Material to process.
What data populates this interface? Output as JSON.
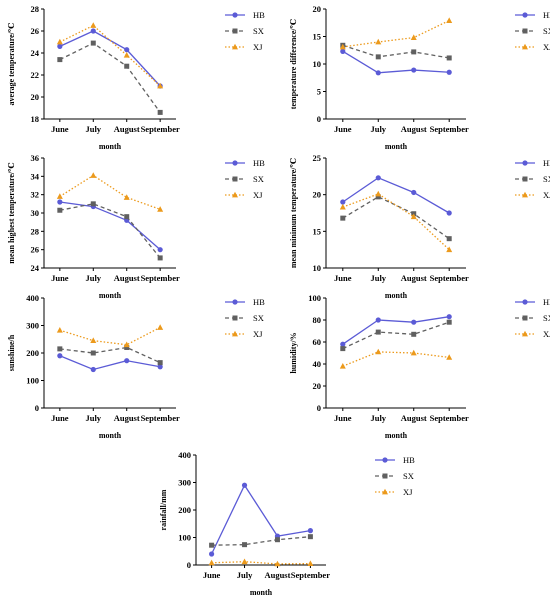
{
  "chart_data": [
    {
      "type": "line",
      "categories": [
        "June",
        "July",
        "August",
        "September"
      ],
      "ylabel": "average temperature/℃",
      "xlabel": "month",
      "ylim": [
        18,
        28
      ],
      "yticks": [
        18,
        20,
        22,
        24,
        26,
        28
      ],
      "series": [
        {
          "name": "HB",
          "values": [
            24.6,
            26.0,
            24.3,
            21.0
          ]
        },
        {
          "name": "SX",
          "values": [
            23.4,
            24.9,
            22.8,
            18.6
          ]
        },
        {
          "name": "XJ",
          "values": [
            25.0,
            26.5,
            23.8,
            21.0
          ]
        }
      ]
    },
    {
      "type": "line",
      "categories": [
        "June",
        "July",
        "August",
        "September"
      ],
      "ylabel": "temperature difference/℃",
      "xlabel": "month",
      "ylim": [
        0,
        20
      ],
      "yticks": [
        0,
        5,
        10,
        15,
        20
      ],
      "series": [
        {
          "name": "HB",
          "values": [
            12.3,
            8.4,
            8.9,
            8.5
          ]
        },
        {
          "name": "SX",
          "values": [
            13.4,
            11.3,
            12.2,
            11.1
          ]
        },
        {
          "name": "XJ",
          "values": [
            13.1,
            14.0,
            14.8,
            17.9
          ]
        }
      ]
    },
    {
      "type": "line",
      "categories": [
        "June",
        "July",
        "August",
        "September"
      ],
      "ylabel": "mean highest temperature/℃",
      "xlabel": "month",
      "ylim": [
        24,
        36
      ],
      "yticks": [
        24,
        26,
        28,
        30,
        32,
        34,
        36
      ],
      "series": [
        {
          "name": "HB",
          "values": [
            31.2,
            30.7,
            29.2,
            26.0
          ]
        },
        {
          "name": "SX",
          "values": [
            30.3,
            31.0,
            29.6,
            25.1
          ]
        },
        {
          "name": "XJ",
          "values": [
            31.8,
            34.1,
            31.7,
            30.4
          ]
        }
      ]
    },
    {
      "type": "line",
      "categories": [
        "June",
        "July",
        "August",
        "September"
      ],
      "ylabel": "mean minimum temperature/℃",
      "xlabel": "month",
      "ylim": [
        10,
        25
      ],
      "yticks": [
        10,
        15,
        20,
        25
      ],
      "series": [
        {
          "name": "HB",
          "values": [
            19.0,
            22.3,
            20.3,
            17.5
          ]
        },
        {
          "name": "SX",
          "values": [
            16.8,
            19.7,
            17.4,
            14.0
          ]
        },
        {
          "name": "XJ",
          "values": [
            18.3,
            20.1,
            17.0,
            12.5
          ]
        }
      ]
    },
    {
      "type": "line",
      "categories": [
        "June",
        "July",
        "August",
        "September"
      ],
      "ylabel": "sunshine/h",
      "xlabel": "month",
      "ylim": [
        0,
        400
      ],
      "yticks": [
        0,
        100,
        200,
        300,
        400
      ],
      "series": [
        {
          "name": "HB",
          "values": [
            190,
            140,
            172,
            150
          ]
        },
        {
          "name": "SX",
          "values": [
            215,
            200,
            220,
            165
          ]
        },
        {
          "name": "XJ",
          "values": [
            283,
            245,
            230,
            293
          ]
        }
      ]
    },
    {
      "type": "line",
      "categories": [
        "June",
        "July",
        "August",
        "September"
      ],
      "ylabel": "humidity/%",
      "xlabel": "month",
      "ylim": [
        0,
        100
      ],
      "yticks": [
        0,
        20,
        40,
        60,
        80,
        100
      ],
      "series": [
        {
          "name": "HB",
          "values": [
            58,
            80,
            78,
            83
          ]
        },
        {
          "name": "SX",
          "values": [
            54,
            69,
            67,
            78
          ]
        },
        {
          "name": "XJ",
          "values": [
            38,
            51,
            50,
            46
          ]
        }
      ]
    },
    {
      "type": "line",
      "categories": [
        "June",
        "July",
        "August",
        "September"
      ],
      "ylabel": "rainfall/mm",
      "xlabel": "month",
      "ylim": [
        0,
        400
      ],
      "yticks": [
        0,
        100,
        200,
        300,
        400
      ],
      "series": [
        {
          "name": "HB",
          "values": [
            40,
            290,
            105,
            125
          ]
        },
        {
          "name": "SX",
          "values": [
            72,
            74,
            92,
            103
          ]
        },
        {
          "name": "XJ",
          "values": [
            8,
            12,
            4,
            5
          ]
        }
      ]
    }
  ],
  "series_styles": {
    "HB": {
      "color": "#5b5bd6",
      "marker": "circle",
      "dash": "solid"
    },
    "SX": {
      "color": "#606060",
      "marker": "square",
      "dash": "dashed"
    },
    "XJ": {
      "color": "#ec9a1c",
      "marker": "triangle",
      "dash": "dotted"
    }
  }
}
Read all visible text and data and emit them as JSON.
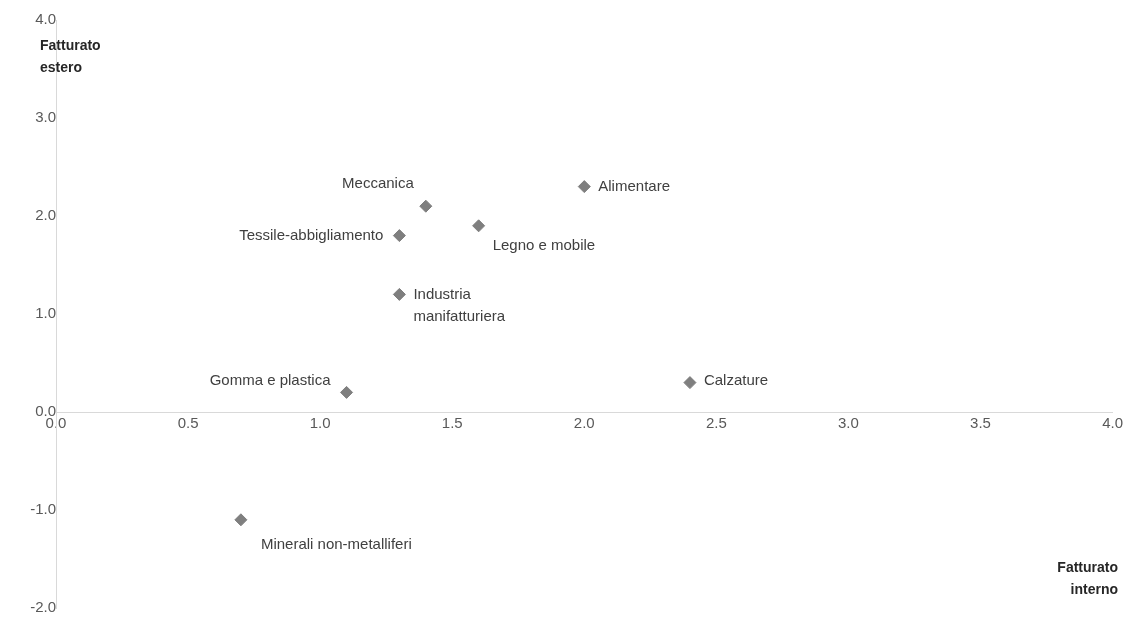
{
  "chart_data": {
    "type": "scatter",
    "xlabel": "Fatturato interno",
    "ylabel": "Fatturato estero",
    "x": [
      2.0,
      1.4,
      1.3,
      1.6,
      1.3,
      1.1,
      2.4,
      0.7
    ],
    "series": [
      {
        "color": "#7f7f7f",
        "values": [
          2.3,
          2.1,
          1.8,
          1.9,
          1.2,
          0.2,
          0.3,
          -1.1
        ]
      }
    ],
    "marker": "diamond",
    "grid": false,
    "xlim": [
      0,
      4
    ],
    "xticks": [
      {
        "value": 0,
        "label": "0.0"
      },
      0.5,
      {
        "value": 1,
        "label": "1.0"
      },
      1.5,
      {
        "value": 2,
        "label": "2.0"
      },
      2.5,
      {
        "value": 3,
        "label": "3.0"
      },
      3.5,
      {
        "value": 4,
        "label": "4.0"
      }
    ],
    "ylim": [
      -2,
      4
    ],
    "yticks": [
      {
        "value": -2,
        "label": "-2.0"
      },
      {
        "value": -1,
        "label": "-1.0"
      },
      {
        "value": 0,
        "label": "0.0"
      },
      {
        "value": 1,
        "label": "1.0"
      },
      {
        "value": 2,
        "label": "2.0"
      },
      {
        "value": 3,
        "label": "3.0"
      },
      {
        "value": 4,
        "label": "4.0"
      }
    ],
    "annotations": [
      {
        "text": "Alimentare",
        "x": 2.0,
        "y": 2.3
      },
      {
        "text": "Meccanica",
        "x": 1.4,
        "y": 2.1
      },
      {
        "text": "Tessile-abbigliamento",
        "x": 1.3,
        "y": 1.8
      },
      {
        "text": "Legno e mobile",
        "x": 1.6,
        "y": 1.9
      },
      {
        "text": "Industria manifatturiera",
        "x": 1.3,
        "y": 1.2
      },
      {
        "text": "Gomma e plastica",
        "x": 1.1,
        "y": 0.2
      },
      {
        "text": "Calzature",
        "x": 2.4,
        "y": 0.3
      },
      {
        "text": "Minerali non-metalliferi",
        "x": 0.7,
        "y": -1.1
      }
    ]
  }
}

Task.
Only the number is wanted: how many lines in the entries above contain the word "Fatturato"?

The response.
2